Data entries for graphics
§ §

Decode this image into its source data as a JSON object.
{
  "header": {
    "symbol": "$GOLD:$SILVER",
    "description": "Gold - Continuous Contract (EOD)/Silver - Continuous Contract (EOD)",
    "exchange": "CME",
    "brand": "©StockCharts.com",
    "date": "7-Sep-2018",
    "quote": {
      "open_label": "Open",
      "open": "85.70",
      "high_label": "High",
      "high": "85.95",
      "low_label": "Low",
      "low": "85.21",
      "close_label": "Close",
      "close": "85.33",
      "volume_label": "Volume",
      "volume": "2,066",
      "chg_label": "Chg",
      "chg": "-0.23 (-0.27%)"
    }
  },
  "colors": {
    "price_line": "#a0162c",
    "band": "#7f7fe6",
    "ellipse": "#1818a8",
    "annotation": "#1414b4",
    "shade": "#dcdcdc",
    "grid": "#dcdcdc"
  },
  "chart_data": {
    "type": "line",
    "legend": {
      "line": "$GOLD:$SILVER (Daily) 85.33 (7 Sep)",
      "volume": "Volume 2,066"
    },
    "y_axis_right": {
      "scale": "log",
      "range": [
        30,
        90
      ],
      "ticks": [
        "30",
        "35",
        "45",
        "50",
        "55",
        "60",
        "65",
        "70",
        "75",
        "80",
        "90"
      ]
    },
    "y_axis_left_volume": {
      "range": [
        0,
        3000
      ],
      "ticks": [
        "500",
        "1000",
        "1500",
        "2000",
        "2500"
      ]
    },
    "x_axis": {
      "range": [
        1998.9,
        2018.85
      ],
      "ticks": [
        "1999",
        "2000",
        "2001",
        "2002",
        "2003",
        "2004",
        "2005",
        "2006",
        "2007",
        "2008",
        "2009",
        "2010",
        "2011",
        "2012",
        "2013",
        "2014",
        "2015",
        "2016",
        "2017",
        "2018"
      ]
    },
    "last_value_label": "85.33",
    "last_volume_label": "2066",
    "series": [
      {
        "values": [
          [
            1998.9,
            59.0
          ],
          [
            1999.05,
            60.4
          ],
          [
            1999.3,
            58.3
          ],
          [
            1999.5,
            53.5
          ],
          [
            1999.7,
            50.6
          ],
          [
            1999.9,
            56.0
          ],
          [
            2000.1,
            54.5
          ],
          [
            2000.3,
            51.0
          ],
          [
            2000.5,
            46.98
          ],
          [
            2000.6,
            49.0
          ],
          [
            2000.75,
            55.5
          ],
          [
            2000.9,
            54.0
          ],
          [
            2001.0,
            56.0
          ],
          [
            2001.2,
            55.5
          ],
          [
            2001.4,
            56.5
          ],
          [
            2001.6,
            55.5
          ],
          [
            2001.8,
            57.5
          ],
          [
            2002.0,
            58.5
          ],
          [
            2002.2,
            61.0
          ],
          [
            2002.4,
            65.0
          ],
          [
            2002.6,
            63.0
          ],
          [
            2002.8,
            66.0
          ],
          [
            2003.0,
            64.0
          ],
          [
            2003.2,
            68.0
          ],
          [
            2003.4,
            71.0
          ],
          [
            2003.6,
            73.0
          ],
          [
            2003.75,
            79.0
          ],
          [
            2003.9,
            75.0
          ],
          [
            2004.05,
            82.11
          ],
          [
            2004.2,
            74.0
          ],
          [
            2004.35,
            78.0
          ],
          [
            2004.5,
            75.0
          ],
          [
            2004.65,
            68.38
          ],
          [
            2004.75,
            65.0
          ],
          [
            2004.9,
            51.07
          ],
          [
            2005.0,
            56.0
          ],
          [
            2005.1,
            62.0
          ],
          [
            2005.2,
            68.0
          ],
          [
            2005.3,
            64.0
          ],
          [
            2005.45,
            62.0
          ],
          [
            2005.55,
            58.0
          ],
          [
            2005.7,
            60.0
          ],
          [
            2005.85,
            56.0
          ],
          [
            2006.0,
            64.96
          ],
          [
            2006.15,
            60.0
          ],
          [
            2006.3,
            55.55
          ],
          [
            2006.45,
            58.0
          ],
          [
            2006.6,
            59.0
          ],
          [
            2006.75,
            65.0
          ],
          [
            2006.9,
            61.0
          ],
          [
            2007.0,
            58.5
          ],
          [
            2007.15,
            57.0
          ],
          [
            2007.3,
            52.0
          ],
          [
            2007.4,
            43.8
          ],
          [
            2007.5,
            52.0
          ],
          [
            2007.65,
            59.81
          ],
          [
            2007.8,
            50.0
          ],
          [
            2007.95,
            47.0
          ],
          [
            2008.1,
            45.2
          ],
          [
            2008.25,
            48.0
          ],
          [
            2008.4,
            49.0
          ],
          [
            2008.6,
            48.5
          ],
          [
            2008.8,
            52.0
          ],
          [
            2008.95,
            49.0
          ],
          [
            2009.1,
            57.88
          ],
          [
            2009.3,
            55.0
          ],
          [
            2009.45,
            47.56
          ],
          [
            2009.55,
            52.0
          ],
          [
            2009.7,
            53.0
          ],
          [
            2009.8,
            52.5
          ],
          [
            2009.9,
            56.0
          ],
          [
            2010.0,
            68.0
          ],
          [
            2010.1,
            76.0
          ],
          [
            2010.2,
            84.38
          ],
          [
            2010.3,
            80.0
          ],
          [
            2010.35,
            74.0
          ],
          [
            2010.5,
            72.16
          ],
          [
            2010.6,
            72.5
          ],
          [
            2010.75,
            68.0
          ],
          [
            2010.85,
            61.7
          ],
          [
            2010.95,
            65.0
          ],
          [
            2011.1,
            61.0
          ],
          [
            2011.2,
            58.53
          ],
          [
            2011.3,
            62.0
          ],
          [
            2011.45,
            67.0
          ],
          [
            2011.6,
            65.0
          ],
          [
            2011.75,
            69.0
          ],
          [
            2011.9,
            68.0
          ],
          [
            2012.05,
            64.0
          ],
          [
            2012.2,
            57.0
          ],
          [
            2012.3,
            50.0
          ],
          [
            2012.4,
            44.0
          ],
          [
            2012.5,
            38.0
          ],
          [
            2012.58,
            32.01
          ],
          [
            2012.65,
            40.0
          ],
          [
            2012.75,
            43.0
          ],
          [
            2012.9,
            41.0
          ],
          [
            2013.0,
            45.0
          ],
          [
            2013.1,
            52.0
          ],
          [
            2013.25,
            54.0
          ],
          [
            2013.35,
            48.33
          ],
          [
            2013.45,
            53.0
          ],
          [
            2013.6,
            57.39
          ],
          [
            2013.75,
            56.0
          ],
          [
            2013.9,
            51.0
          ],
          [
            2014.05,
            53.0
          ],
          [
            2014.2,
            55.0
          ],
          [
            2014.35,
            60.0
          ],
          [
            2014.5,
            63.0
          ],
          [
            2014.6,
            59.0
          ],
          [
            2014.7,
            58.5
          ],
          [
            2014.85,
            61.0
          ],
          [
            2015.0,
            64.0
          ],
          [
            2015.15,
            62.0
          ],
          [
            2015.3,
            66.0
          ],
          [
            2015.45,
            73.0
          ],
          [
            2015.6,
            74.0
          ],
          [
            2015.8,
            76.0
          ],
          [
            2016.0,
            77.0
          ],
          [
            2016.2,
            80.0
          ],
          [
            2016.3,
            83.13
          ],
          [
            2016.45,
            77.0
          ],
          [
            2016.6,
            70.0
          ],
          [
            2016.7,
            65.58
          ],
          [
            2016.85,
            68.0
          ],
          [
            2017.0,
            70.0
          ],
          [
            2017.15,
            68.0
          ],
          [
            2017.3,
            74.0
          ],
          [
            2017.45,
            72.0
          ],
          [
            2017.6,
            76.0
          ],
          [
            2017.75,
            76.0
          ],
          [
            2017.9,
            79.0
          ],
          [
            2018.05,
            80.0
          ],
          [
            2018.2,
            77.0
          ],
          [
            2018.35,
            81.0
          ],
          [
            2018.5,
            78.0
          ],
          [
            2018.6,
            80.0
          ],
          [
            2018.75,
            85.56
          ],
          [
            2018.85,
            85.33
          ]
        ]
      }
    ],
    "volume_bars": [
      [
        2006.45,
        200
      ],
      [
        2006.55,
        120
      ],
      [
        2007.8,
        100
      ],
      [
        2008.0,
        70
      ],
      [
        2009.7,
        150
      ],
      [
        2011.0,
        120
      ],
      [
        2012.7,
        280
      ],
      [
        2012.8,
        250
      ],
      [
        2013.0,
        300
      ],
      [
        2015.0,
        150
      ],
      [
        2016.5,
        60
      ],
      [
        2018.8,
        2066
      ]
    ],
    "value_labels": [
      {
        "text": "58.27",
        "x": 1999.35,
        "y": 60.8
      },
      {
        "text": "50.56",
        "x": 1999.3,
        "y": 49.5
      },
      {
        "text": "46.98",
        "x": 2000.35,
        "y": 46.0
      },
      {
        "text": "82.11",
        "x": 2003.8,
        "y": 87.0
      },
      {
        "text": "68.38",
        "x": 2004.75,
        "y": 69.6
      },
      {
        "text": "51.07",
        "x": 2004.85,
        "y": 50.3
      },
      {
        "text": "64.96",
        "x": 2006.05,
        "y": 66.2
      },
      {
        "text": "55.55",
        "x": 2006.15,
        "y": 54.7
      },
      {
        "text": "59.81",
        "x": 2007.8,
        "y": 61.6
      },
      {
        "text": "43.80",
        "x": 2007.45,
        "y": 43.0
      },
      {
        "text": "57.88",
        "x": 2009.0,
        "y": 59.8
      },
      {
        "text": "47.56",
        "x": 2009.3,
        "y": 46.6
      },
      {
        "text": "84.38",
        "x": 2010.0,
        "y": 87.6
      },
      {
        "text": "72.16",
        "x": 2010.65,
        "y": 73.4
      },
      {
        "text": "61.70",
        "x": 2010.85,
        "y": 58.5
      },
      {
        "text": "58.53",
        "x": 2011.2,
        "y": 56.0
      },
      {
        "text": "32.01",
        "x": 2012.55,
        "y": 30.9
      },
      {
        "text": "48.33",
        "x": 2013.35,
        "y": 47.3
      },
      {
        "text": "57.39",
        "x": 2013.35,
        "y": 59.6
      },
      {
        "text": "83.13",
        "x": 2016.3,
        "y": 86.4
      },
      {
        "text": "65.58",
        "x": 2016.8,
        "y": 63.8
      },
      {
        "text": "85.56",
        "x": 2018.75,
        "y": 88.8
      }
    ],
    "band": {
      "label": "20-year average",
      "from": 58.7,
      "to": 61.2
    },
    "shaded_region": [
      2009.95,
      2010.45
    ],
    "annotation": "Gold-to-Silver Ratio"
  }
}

§ §

**REQUIRED TASK**:
List all lines holding the string "annotation".

**SOLUTION**:
    "annotation": "#1414b4",
    "annotation": "Gold-to-Silver Ratio"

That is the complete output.